Records contained in a dataset
** start **
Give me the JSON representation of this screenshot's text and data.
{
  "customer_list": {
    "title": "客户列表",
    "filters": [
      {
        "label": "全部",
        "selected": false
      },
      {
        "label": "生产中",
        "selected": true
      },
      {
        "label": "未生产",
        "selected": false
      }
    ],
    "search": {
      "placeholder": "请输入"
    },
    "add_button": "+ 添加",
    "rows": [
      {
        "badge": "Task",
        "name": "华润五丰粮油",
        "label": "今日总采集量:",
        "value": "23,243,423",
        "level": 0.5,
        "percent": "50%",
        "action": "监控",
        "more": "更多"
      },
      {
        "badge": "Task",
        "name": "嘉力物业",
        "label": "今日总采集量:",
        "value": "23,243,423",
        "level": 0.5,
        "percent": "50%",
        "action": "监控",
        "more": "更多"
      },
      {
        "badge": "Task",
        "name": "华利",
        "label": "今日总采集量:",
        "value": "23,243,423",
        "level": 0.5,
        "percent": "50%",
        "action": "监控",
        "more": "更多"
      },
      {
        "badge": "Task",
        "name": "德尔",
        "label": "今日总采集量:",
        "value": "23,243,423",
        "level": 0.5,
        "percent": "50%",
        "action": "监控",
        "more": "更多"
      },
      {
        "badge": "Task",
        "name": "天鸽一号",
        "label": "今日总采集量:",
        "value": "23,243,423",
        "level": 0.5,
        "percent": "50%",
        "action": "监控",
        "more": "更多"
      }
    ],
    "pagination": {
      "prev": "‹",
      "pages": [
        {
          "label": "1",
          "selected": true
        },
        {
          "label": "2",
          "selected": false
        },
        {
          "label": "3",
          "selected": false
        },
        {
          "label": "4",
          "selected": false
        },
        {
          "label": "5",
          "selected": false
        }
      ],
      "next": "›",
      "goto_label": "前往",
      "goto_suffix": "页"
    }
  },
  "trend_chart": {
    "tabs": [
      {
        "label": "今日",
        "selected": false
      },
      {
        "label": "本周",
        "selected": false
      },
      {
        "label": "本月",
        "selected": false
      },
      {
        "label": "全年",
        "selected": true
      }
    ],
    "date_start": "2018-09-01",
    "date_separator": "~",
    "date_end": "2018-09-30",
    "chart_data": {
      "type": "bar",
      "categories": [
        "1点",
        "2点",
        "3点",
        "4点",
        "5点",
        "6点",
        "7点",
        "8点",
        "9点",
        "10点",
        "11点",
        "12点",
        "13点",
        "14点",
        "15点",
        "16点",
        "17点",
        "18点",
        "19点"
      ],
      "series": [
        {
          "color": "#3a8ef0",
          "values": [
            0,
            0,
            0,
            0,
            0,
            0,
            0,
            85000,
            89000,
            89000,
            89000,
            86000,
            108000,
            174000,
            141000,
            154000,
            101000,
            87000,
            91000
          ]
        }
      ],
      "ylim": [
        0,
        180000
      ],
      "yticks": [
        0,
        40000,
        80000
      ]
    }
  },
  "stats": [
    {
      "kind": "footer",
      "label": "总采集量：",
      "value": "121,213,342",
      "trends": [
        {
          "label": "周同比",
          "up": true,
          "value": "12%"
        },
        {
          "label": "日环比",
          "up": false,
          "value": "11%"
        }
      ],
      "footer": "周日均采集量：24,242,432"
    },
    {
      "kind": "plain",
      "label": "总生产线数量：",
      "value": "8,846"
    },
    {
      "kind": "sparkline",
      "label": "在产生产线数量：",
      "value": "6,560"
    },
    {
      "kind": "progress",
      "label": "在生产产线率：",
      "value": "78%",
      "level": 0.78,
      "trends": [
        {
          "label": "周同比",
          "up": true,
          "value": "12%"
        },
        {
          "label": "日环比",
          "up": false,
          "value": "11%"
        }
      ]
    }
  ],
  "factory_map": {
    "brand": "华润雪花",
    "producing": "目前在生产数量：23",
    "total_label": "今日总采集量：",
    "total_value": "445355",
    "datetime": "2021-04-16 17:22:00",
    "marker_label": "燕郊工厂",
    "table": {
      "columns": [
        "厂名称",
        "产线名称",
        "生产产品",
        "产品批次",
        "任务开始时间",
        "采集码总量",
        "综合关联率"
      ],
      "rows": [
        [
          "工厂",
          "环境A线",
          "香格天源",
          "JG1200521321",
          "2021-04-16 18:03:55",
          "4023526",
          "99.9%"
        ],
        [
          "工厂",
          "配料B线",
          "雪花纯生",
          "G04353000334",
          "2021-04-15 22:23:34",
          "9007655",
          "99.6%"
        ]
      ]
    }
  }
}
** end **
Stated goal:
Reproduce the listing above verbatim, from first line to last.

Completed task:
Give me the JSON representation of this screenshot's text and data.
{
  "customer_list": {
    "title": "客户列表",
    "filters": [
      {
        "label": "全部",
        "selected": false
      },
      {
        "label": "生产中",
        "selected": true
      },
      {
        "label": "未生产",
        "selected": false
      }
    ],
    "search": {
      "placeholder": "请输入"
    },
    "add_button": "+ 添加",
    "rows": [
      {
        "badge": "Task",
        "name": "华润五丰粮油",
        "label": "今日总采集量:",
        "value": "23,243,423",
        "level": 0.5,
        "percent": "50%",
        "action": "监控",
        "more": "更多"
      },
      {
        "badge": "Task",
        "name": "嘉力物业",
        "label": "今日总采集量:",
        "value": "23,243,423",
        "level": 0.5,
        "percent": "50%",
        "action": "监控",
        "more": "更多"
      },
      {
        "badge": "Task",
        "name": "华利",
        "label": "今日总采集量:",
        "value": "23,243,423",
        "level": 0.5,
        "percent": "50%",
        "action": "监控",
        "more": "更多"
      },
      {
        "badge": "Task",
        "name": "德尔",
        "label": "今日总采集量:",
        "value": "23,243,423",
        "level": 0.5,
        "percent": "50%",
        "action": "监控",
        "more": "更多"
      },
      {
        "badge": "Task",
        "name": "天鸽一号",
        "label": "今日总采集量:",
        "value": "23,243,423",
        "level": 0.5,
        "percent": "50%",
        "action": "监控",
        "more": "更多"
      }
    ],
    "pagination": {
      "prev": "‹",
      "pages": [
        {
          "label": "1",
          "selected": true
        },
        {
          "label": "2",
          "selected": false
        },
        {
          "label": "3",
          "selected": false
        },
        {
          "label": "4",
          "selected": false
        },
        {
          "label": "5",
          "selected": false
        }
      ],
      "next": "›",
      "goto_label": "前往",
      "goto_suffix": "页"
    }
  },
  "trend_chart": {
    "tabs": [
      {
        "label": "今日",
        "selected": false
      },
      {
        "label": "本周",
        "selected": false
      },
      {
        "label": "本月",
        "selected": false
      },
      {
        "label": "全年",
        "selected": true
      }
    ],
    "date_start": "2018-09-01",
    "date_separator": "~",
    "date_end": "2018-09-30",
    "chart_data": {
      "type": "bar",
      "categories": [
        "1点",
        "2点",
        "3点",
        "4点",
        "5点",
        "6点",
        "7点",
        "8点",
        "9点",
        "10点",
        "11点",
        "12点",
        "13点",
        "14点",
        "15点",
        "16点",
        "17点",
        "18点",
        "19点"
      ],
      "series": [
        {
          "color": "#3a8ef0",
          "values": [
            0,
            0,
            0,
            0,
            0,
            0,
            0,
            85000,
            89000,
            89000,
            89000,
            86000,
            108000,
            174000,
            141000,
            154000,
            101000,
            87000,
            91000
          ]
        }
      ],
      "ylim": [
        0,
        180000
      ],
      "yticks": [
        0,
        40000,
        80000
      ]
    }
  },
  "stats": [
    {
      "kind": "footer",
      "label": "总采集量：",
      "value": "121,213,342",
      "trends": [
        {
          "label": "周同比",
          "up": true,
          "value": "12%"
        },
        {
          "label": "日环比",
          "up": false,
          "value": "11%"
        }
      ],
      "footer": "周日均采集量：24,242,432"
    },
    {
      "kind": "plain",
      "label": "总生产线数量：",
      "value": "8,846"
    },
    {
      "kind": "sparkline",
      "label": "在产生产线数量：",
      "value": "6,560"
    },
    {
      "kind": "progress",
      "label": "在生产产线率：",
      "value": "78%",
      "level": 0.78,
      "trends": [
        {
          "label": "周同比",
          "up": true,
          "value": "12%"
        },
        {
          "label": "日环比",
          "up": false,
          "value": "11%"
        }
      ]
    }
  ],
  "factory_map": {
    "brand": "华润雪花",
    "producing": "目前在生产数量：23",
    "total_label": "今日总采集量：",
    "total_value": "445355",
    "datetime": "2021-04-16 17:22:00",
    "marker_label": "燕郊工厂",
    "table": {
      "columns": [
        "厂名称",
        "产线名称",
        "生产产品",
        "产品批次",
        "任务开始时间",
        "采集码总量",
        "综合关联率"
      ],
      "rows": [
        [
          "工厂",
          "环境A线",
          "香格天源",
          "JG1200521321",
          "2021-04-16 18:03:55",
          "4023526",
          "99.9%"
        ],
        [
          "工厂",
          "配料B线",
          "雪花纯生",
          "G04353000334",
          "2021-04-15 22:23:34",
          "9007655",
          "99.6%"
        ]
      ]
    }
  }
}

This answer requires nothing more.